### Passage provided
Extracting Substrings in PySpark
In this tutorial, you'll learn how to use PySpark string functions like substr()
, substring()
, overlay()
, left()
, and right()
to manipulate string columns in DataFrames.
1️⃣ Initialize Spark Session
from pyspark.sql import SparkSession
spark = SparkSession.builder.appName("SubstringTutorial").getOrCreate()
2️⃣ Sample DataFrame
data = [("EMP-0001-NC", "maria.fernandez@healthcare.org"),
("EMP-0002-TX", "john.davis@fintech.com"),
("EMP-0003-CA", "lucy.liu@retailmart.net"),
("EMP-0004-FL", "peter.parker@dailybugle.com"),
("EMP-0005-NY", "bruce.wayne@gotham.org")]
columns = ["employee_code", "email"]
df = spark.createDataFrame(data, columns)
df.show(truncate=False)
Output:
+-------------+-----------------------------+
|employee_code|email |
+-------------+-----------------------------+
|EMP-0001-NC |maria.fernandez@healthcare.org|
|EMP-0002-TX |john.davis@fintech.com |
|EMP-0003-CA |lucy.liu@retailmart.net |
|EMP-0004-FL |peter.parker@dailybugle.com |
|EMP-0005-NY |bruce.wayne@gotham.org |
+-------------+-----------------------------+
3️⃣ substr() Function
Extract substring starting at a specific position with defined length.
from pyspark.sql.functions import col, substr
df_substr = df.withColumn("emp_id", substr("employee_code", 5, 4))
df_substr.show(truncate=False)
Output:
+-------------+-----------------------------+------+
|employee_code|email |emp_id|
+-------------+-----------------------------+------+
|EMP-0001-NC |maria.fernandez@healthcare.org|0001 |
|EMP-0002-TX |john.davis@fintech.com |0002 |
|EMP-0003-CA |lucy.liu@retailmart.net |0003 |
|EMP-0004-FL |peter.parker@dailybugle.com |0004 |
|EMP-0005-NY |bruce.wayne@gotham.org |0005 |
+-------------+-----------------------------+------+
4️⃣ substring() Function
Alias for substr()
- works the same way.
from pyspark.sql.functions import substring
df_substring = df.withColumn("emp_id", substring("employee_code", 5, 4))
df_substring.show(truncate=False)
5️⃣ overlay() Function
Replaces part of the string with another string.
from pyspark.sql.functions import overlay
df_overlay = df.withColumn("masked_email", overlay("email", "XXXXXX", 1, 5))
df_overlay.show(truncate=False)
6️⃣ left() and right() Functions
Extract leftmost or rightmost characters from string.
from pyspark.sql.functions import left, right
df_left = df.withColumn("left_code", left("employee_code", 3))
df_right = df.withColumn("right_code", right("employee_code", 2))
df_left.show(truncate=False)
df_right.show(truncate=False)

### Required task 1
In the PySpark substring tutorial, what app name is given to the Spark session?
### Required task 2
Write out the part of the PySpark substring tutorial between "df_overlay.show(truncate=False)" and "df_right.show(truncate=False)", inclusive.
The records have nothing to do with this work.

### Entries
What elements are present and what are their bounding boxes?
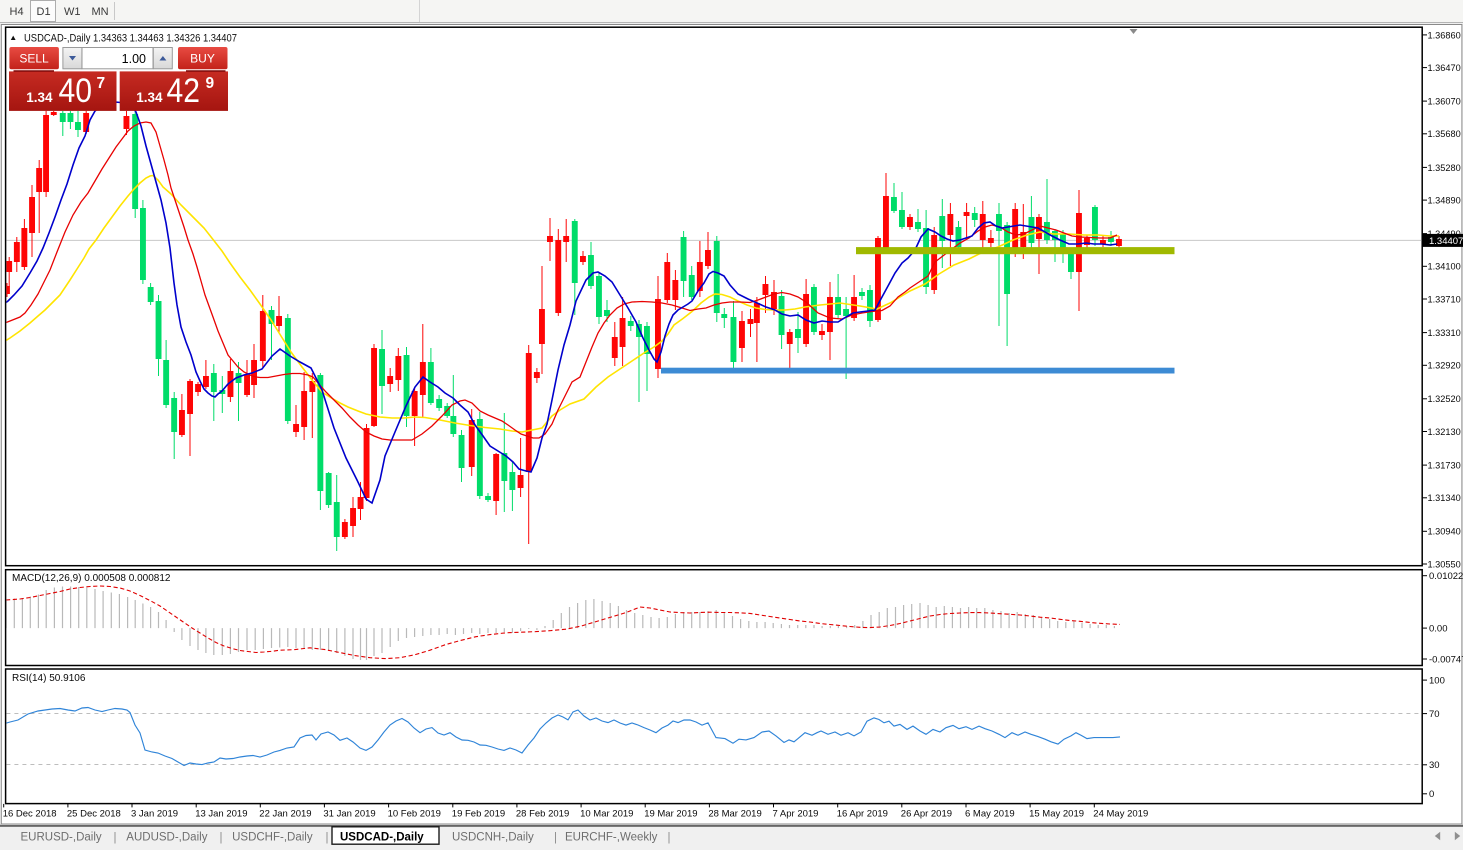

---

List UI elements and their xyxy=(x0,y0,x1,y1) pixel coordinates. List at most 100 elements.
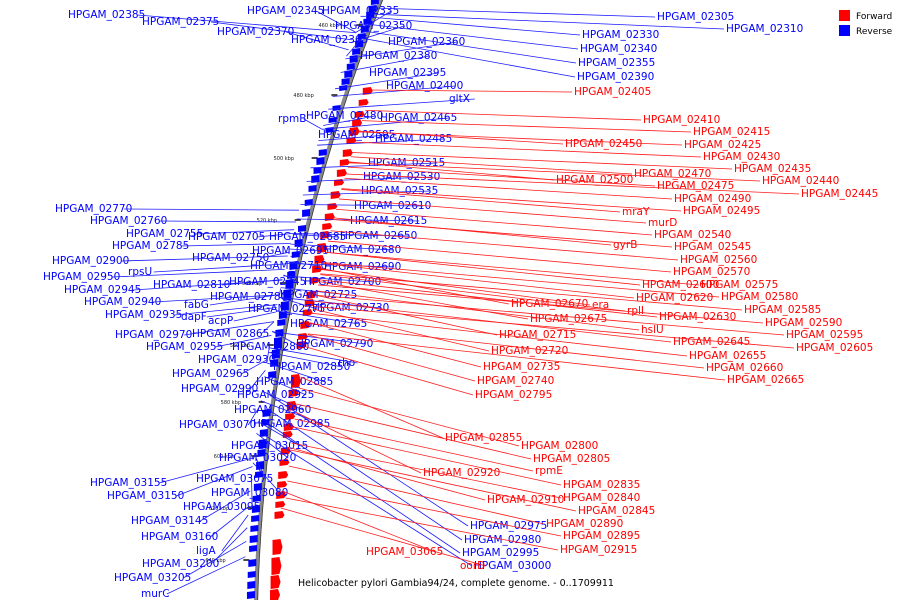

### Final answer 1
SubstringTutorial

### Final answer 2
df_overlay.show(truncate=False)
6️⃣ left() and right() Functions
Extract leftmost or rightmost characters from string.
from pyspark.sql.functions import left, right
df_left = df.withColumn("left_code", left("employee_code", 3))
df_right = df.withColumn("right_code", right("employee_code", 2))
df_left.show(truncate=False)
df_right.show(truncate=False)